GIVEN REQUEST:
Look through the entries below and report how many lines hold the string "JSON". Only the number is wanted.

DATA FOR PROCESSING:
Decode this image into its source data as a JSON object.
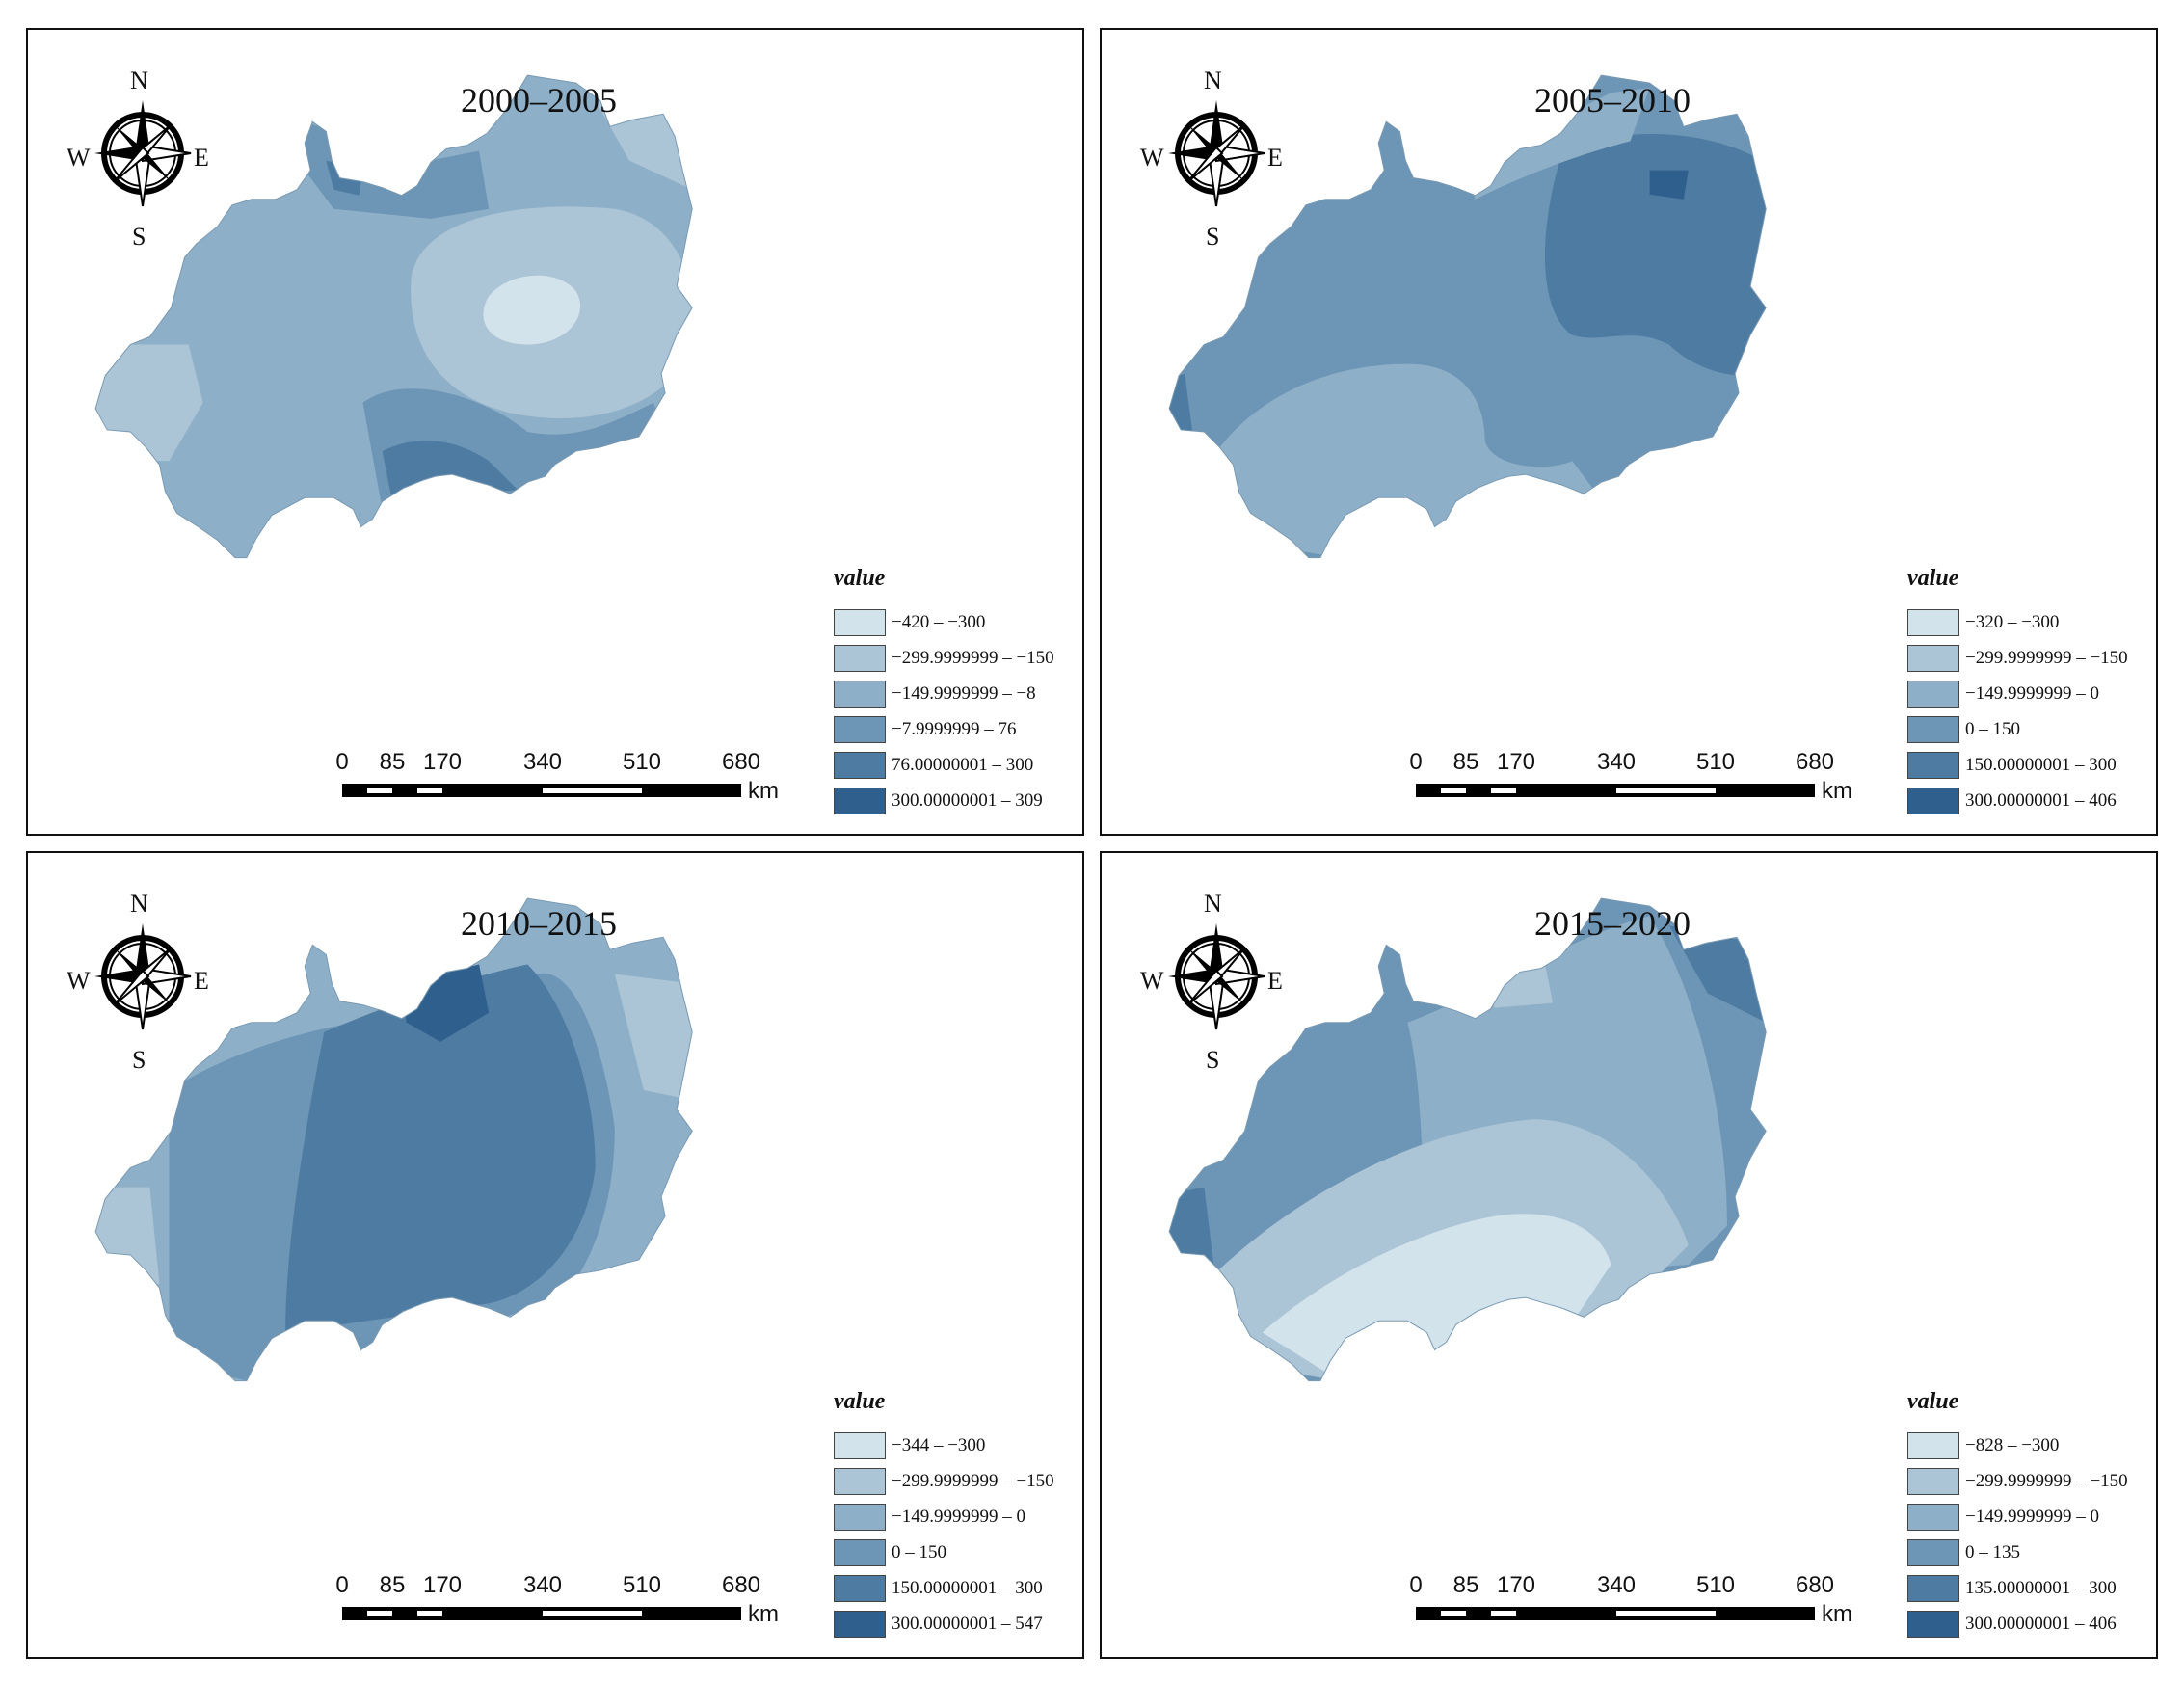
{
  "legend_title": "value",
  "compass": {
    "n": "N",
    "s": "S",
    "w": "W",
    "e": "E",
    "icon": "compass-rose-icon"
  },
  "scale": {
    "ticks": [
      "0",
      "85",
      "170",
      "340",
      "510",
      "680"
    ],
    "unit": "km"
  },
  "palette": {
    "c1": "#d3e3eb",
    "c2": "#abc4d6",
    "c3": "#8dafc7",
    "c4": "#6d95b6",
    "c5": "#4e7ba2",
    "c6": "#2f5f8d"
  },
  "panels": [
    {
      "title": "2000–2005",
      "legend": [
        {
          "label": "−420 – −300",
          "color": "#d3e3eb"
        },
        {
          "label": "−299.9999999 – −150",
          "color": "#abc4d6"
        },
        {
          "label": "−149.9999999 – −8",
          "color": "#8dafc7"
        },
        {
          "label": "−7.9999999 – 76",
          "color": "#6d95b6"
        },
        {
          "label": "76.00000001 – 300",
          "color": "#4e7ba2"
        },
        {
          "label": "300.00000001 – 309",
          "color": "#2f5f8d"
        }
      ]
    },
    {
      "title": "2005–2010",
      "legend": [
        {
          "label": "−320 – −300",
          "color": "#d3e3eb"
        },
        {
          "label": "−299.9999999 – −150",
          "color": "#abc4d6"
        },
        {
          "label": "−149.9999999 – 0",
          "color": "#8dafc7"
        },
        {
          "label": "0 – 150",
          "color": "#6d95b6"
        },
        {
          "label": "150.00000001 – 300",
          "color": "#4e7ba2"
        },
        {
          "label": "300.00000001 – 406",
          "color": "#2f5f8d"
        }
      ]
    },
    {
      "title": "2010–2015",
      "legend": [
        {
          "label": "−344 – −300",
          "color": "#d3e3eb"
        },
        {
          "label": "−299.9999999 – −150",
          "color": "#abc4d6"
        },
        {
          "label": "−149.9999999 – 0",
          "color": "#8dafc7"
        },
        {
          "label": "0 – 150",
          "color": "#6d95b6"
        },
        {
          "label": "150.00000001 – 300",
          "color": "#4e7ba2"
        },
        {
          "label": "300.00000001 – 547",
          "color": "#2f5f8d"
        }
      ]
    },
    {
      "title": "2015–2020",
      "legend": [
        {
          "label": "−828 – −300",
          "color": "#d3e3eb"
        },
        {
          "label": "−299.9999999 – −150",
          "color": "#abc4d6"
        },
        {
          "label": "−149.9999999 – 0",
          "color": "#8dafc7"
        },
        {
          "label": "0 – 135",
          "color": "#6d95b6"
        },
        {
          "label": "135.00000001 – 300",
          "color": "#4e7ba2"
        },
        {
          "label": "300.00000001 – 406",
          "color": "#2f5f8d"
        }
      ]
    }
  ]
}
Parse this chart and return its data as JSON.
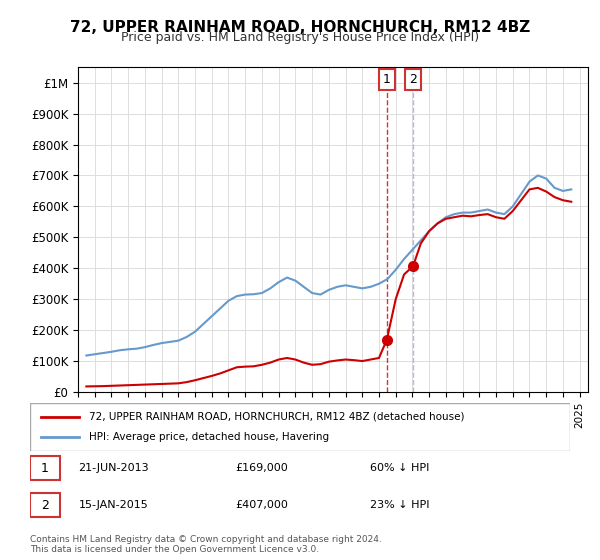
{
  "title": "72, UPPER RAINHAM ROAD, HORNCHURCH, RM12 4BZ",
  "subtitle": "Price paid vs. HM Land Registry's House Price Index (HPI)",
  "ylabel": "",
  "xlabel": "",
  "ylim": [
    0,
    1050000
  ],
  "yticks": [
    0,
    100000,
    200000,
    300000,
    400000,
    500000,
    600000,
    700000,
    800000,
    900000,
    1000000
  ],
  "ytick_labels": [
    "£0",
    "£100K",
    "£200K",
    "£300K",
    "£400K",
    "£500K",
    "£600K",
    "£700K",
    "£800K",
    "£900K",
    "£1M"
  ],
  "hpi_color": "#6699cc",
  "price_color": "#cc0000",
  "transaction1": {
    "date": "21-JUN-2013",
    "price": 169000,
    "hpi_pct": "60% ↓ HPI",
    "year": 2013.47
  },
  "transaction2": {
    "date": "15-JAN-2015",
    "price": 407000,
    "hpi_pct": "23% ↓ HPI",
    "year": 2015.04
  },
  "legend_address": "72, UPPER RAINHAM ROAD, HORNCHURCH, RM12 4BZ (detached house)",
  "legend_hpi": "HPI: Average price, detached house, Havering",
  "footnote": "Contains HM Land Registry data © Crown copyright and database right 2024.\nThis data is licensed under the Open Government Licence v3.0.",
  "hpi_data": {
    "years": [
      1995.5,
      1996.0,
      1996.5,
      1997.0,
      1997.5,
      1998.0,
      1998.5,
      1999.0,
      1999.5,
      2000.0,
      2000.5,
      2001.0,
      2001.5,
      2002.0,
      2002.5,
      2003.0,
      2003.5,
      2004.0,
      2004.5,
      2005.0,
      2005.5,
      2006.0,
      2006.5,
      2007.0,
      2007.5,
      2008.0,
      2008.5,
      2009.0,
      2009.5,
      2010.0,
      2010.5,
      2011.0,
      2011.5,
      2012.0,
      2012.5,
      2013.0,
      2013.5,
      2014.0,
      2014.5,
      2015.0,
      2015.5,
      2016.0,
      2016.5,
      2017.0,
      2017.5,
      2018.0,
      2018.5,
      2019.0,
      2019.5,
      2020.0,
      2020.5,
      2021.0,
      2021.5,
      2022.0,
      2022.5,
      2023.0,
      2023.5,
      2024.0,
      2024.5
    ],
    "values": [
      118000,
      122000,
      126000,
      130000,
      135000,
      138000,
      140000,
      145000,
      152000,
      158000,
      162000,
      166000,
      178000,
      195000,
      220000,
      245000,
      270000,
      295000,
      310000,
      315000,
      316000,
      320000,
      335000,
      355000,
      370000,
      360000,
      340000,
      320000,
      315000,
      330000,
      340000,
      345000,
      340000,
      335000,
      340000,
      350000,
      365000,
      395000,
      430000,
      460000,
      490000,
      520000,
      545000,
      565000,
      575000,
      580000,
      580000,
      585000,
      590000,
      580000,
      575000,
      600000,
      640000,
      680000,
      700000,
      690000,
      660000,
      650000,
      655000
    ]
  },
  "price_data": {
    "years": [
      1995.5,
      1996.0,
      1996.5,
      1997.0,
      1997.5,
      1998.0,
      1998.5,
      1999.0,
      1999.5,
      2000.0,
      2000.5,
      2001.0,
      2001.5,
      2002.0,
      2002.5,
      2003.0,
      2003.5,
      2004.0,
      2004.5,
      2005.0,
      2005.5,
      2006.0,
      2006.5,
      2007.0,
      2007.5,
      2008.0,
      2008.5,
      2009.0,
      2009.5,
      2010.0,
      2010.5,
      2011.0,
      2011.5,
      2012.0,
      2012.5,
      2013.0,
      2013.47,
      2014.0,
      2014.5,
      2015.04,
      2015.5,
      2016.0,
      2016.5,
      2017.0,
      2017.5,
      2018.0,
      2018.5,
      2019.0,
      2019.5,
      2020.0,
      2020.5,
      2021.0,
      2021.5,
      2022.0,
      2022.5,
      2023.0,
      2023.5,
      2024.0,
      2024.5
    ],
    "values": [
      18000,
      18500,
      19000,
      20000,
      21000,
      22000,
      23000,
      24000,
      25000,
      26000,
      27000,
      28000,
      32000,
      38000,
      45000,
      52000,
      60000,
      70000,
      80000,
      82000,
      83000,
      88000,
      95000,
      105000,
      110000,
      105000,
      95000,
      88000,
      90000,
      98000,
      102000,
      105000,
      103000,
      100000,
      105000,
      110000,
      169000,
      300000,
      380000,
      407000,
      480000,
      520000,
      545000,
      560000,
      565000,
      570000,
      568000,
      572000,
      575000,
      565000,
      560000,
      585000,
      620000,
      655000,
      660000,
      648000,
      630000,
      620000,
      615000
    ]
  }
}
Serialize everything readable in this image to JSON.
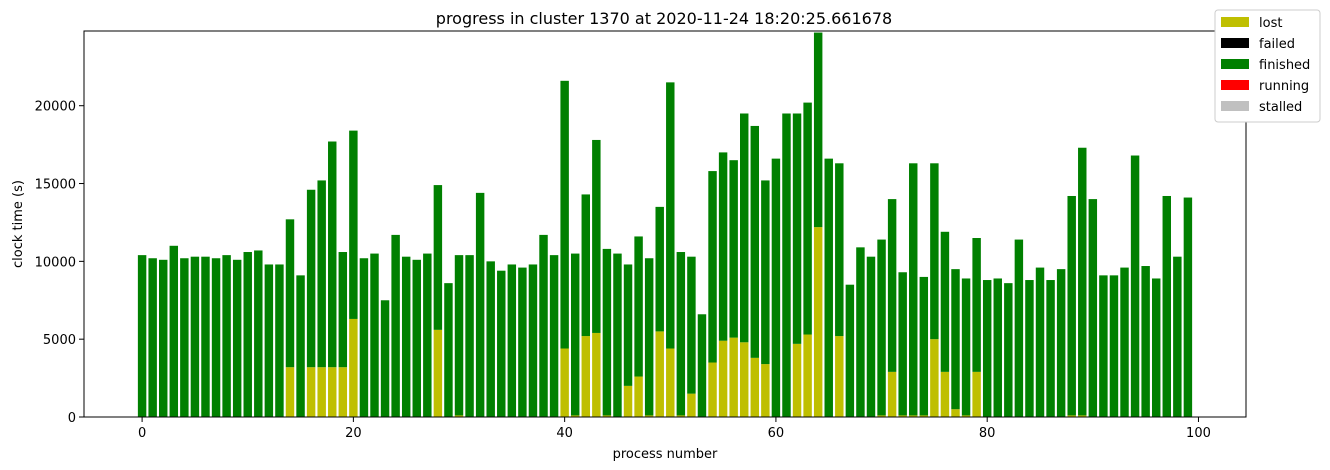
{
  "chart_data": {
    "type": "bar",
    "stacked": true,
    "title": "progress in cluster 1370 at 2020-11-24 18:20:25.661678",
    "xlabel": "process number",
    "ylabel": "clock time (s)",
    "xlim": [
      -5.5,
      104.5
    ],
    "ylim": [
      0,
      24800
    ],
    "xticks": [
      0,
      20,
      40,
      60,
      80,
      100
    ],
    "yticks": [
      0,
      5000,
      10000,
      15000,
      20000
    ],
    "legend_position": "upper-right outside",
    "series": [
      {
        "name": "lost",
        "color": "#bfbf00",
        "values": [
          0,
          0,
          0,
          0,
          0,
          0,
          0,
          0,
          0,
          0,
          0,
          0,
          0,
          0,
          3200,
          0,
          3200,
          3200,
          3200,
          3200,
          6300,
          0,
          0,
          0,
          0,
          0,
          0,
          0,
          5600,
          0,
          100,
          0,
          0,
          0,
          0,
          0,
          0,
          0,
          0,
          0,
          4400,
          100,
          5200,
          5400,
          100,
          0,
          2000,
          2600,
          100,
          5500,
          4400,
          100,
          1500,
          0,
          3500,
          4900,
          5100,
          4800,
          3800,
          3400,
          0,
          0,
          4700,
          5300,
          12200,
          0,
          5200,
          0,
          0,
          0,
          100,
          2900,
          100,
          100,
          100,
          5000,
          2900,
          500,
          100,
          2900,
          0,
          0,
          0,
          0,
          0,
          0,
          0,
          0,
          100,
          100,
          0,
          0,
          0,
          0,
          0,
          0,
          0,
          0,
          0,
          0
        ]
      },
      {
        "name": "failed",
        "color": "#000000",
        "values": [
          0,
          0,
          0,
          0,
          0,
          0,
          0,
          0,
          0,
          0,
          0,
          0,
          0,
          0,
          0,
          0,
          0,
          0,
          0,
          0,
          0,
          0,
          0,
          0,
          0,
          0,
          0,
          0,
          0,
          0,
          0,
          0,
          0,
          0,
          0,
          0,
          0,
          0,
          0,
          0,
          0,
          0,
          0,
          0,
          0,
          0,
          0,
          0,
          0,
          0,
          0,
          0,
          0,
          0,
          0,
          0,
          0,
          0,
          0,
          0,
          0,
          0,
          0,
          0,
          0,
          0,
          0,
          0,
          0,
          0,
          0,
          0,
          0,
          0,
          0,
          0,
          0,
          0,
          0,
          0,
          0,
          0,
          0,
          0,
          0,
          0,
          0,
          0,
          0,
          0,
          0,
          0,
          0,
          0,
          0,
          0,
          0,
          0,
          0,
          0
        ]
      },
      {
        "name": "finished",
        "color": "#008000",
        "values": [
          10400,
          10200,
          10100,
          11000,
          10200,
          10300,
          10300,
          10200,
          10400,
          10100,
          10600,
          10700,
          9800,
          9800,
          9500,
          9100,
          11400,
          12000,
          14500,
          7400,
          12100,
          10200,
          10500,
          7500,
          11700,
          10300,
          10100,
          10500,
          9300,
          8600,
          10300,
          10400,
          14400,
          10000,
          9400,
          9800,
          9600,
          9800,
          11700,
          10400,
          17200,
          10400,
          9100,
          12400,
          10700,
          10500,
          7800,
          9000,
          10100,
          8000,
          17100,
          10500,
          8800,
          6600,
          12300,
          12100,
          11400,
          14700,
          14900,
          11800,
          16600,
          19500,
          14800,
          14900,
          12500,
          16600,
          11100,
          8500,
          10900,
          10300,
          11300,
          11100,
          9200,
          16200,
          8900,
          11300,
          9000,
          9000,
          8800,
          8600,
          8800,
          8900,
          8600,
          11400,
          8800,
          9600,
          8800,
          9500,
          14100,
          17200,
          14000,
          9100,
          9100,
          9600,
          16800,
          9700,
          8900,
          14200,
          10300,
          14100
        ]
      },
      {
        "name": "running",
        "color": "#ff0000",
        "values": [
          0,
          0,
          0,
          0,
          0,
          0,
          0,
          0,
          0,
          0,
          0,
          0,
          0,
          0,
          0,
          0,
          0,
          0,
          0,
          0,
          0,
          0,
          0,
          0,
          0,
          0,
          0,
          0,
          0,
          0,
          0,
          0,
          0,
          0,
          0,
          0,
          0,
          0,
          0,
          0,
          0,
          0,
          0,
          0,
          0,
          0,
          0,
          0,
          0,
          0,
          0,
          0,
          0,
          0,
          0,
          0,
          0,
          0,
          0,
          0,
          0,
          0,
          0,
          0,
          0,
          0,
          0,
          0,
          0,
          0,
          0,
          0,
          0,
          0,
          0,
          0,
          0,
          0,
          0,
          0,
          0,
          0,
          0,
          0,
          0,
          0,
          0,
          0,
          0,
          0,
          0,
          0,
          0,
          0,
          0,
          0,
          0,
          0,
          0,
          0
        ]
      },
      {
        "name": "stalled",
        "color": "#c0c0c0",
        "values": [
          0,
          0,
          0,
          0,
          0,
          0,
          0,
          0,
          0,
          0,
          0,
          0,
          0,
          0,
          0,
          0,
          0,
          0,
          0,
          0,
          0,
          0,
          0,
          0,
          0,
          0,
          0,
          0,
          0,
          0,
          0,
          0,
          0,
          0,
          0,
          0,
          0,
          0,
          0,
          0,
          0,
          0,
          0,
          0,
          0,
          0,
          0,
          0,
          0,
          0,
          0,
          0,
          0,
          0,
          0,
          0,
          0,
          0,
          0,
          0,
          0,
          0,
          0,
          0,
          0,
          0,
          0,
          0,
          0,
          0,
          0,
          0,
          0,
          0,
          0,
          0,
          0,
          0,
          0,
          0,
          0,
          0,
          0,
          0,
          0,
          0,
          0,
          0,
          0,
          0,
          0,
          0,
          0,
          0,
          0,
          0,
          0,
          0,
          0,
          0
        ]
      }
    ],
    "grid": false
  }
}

EXPECTED OUTPUT:
3